Collected data:

(begin)

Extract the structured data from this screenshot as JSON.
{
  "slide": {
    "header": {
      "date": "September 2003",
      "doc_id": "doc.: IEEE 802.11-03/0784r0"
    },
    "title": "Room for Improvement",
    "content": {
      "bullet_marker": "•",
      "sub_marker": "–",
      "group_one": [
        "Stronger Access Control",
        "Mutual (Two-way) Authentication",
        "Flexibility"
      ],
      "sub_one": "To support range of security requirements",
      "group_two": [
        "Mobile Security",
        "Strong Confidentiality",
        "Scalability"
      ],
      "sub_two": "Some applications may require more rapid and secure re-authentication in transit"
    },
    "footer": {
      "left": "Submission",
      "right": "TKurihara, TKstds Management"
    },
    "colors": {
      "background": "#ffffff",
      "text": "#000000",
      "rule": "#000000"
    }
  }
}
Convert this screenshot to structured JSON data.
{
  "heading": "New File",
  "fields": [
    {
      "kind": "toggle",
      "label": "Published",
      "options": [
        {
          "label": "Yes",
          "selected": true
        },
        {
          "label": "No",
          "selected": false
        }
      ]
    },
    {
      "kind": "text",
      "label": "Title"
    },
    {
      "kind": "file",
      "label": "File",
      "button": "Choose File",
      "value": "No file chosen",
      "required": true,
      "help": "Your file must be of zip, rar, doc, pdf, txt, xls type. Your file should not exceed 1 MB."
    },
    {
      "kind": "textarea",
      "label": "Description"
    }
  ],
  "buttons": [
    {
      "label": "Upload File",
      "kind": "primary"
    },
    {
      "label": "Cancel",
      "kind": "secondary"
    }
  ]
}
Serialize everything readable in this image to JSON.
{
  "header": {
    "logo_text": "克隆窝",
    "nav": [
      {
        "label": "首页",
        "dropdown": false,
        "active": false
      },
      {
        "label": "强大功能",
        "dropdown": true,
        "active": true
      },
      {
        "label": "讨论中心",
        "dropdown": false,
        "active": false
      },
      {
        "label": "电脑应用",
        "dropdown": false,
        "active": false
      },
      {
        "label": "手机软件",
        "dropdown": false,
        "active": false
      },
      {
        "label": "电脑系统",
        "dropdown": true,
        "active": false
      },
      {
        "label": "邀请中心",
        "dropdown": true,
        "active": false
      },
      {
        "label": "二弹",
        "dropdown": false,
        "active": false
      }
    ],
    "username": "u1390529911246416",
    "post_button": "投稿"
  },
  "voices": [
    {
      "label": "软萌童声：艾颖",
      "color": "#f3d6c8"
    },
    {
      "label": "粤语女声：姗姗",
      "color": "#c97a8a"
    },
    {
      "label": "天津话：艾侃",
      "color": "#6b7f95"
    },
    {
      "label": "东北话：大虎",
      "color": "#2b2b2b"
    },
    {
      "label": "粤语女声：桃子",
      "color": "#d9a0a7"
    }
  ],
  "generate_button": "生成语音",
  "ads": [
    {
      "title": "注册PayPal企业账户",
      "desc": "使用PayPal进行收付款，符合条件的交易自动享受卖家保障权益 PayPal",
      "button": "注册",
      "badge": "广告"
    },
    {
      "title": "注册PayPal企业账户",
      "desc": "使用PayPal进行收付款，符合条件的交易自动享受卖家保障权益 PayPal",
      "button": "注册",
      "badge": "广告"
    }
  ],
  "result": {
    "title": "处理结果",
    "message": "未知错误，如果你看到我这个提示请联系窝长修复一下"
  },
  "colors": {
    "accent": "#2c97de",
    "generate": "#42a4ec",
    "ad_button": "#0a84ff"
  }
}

(end)

▶ **What is being asked**
Print the whole listing exactly as it is.

▶ **Solution for this problem**
Extract the structured data from this screenshot as JSON.
{
  "slide": {
    "header": {
      "date": "September 2003",
      "doc_id": "doc.: IEEE 802.11-03/0784r0"
    },
    "title": "Room for Improvement",
    "content": {
      "bullet_marker": "•",
      "sub_marker": "–",
      "group_one": [
        "Stronger Access Control",
        "Mutual (Two-way) Authentication",
        "Flexibility"
      ],
      "sub_one": "To support range of security requirements",
      "group_two": [
        "Mobile Security",
        "Strong Confidentiality",
        "Scalability"
      ],
      "sub_two": "Some applications may require more rapid and secure re-authentication in transit"
    },
    "footer": {
      "left": "Submission",
      "right": "TKurihara, TKstds Management"
    },
    "colors": {
      "background": "#ffffff",
      "text": "#000000",
      "rule": "#000000"
    }
  }
}
Convert this screenshot to structured JSON data.
{
  "heading": "New File",
  "fields": [
    {
      "kind": "toggle",
      "label": "Published",
      "options": [
        {
          "label": "Yes",
          "selected": true
        },
        {
          "label": "No",
          "selected": false
        }
      ]
    },
    {
      "kind": "text",
      "label": "Title"
    },
    {
      "kind": "file",
      "label": "File",
      "button": "Choose File",
      "value": "No file chosen",
      "required": true,
      "help": "Your file must be of zip, rar, doc, pdf, txt, xls type. Your file should not exceed 1 MB."
    },
    {
      "kind": "textarea",
      "label": "Description"
    }
  ],
  "buttons": [
    {
      "label": "Upload File",
      "kind": "primary"
    },
    {
      "label": "Cancel",
      "kind": "secondary"
    }
  ]
}
Serialize everything readable in this image to JSON.
{
  "header": {
    "logo_text": "克隆窝",
    "nav": [
      {
        "label": "首页",
        "dropdown": false,
        "active": false
      },
      {
        "label": "强大功能",
        "dropdown": true,
        "active": true
      },
      {
        "label": "讨论中心",
        "dropdown": false,
        "active": false
      },
      {
        "label": "电脑应用",
        "dropdown": false,
        "active": false
      },
      {
        "label": "手机软件",
        "dropdown": false,
        "active": false
      },
      {
        "label": "电脑系统",
        "dropdown": true,
        "active": false
      },
      {
        "label": "邀请中心",
        "dropdown": true,
        "active": false
      },
      {
        "label": "二弹",
        "dropdown": false,
        "active": false
      }
    ],
    "username": "u1390529911246416",
    "post_button": "投稿"
  },
  "voices": [
    {
      "label": "软萌童声：艾颖",
      "color": "#f3d6c8"
    },
    {
      "label": "粤语女声：姗姗",
      "color": "#c97a8a"
    },
    {
      "label": "天津话：艾侃",
      "color": "#6b7f95"
    },
    {
      "label": "东北话：大虎",
      "color": "#2b2b2b"
    },
    {
      "label": "粤语女声：桃子",
      "color": "#d9a0a7"
    }
  ],
  "generate_button": "生成语音",
  "ads": [
    {
      "title": "注册PayPal企业账户",
      "desc": "使用PayPal进行收付款，符合条件的交易自动享受卖家保障权益 PayPal",
      "button": "注册",
      "badge": "广告"
    },
    {
      "title": "注册PayPal企业账户",
      "desc": "使用PayPal进行收付款，符合条件的交易自动享受卖家保障权益 PayPal",
      "button": "注册",
      "badge": "广告"
    }
  ],
  "result": {
    "title": "处理结果",
    "message": "未知错误，如果你看到我这个提示请联系窝长修复一下"
  },
  "colors": {
    "accent": "#2c97de",
    "generate": "#42a4ec",
    "ad_button": "#0a84ff"
  }
}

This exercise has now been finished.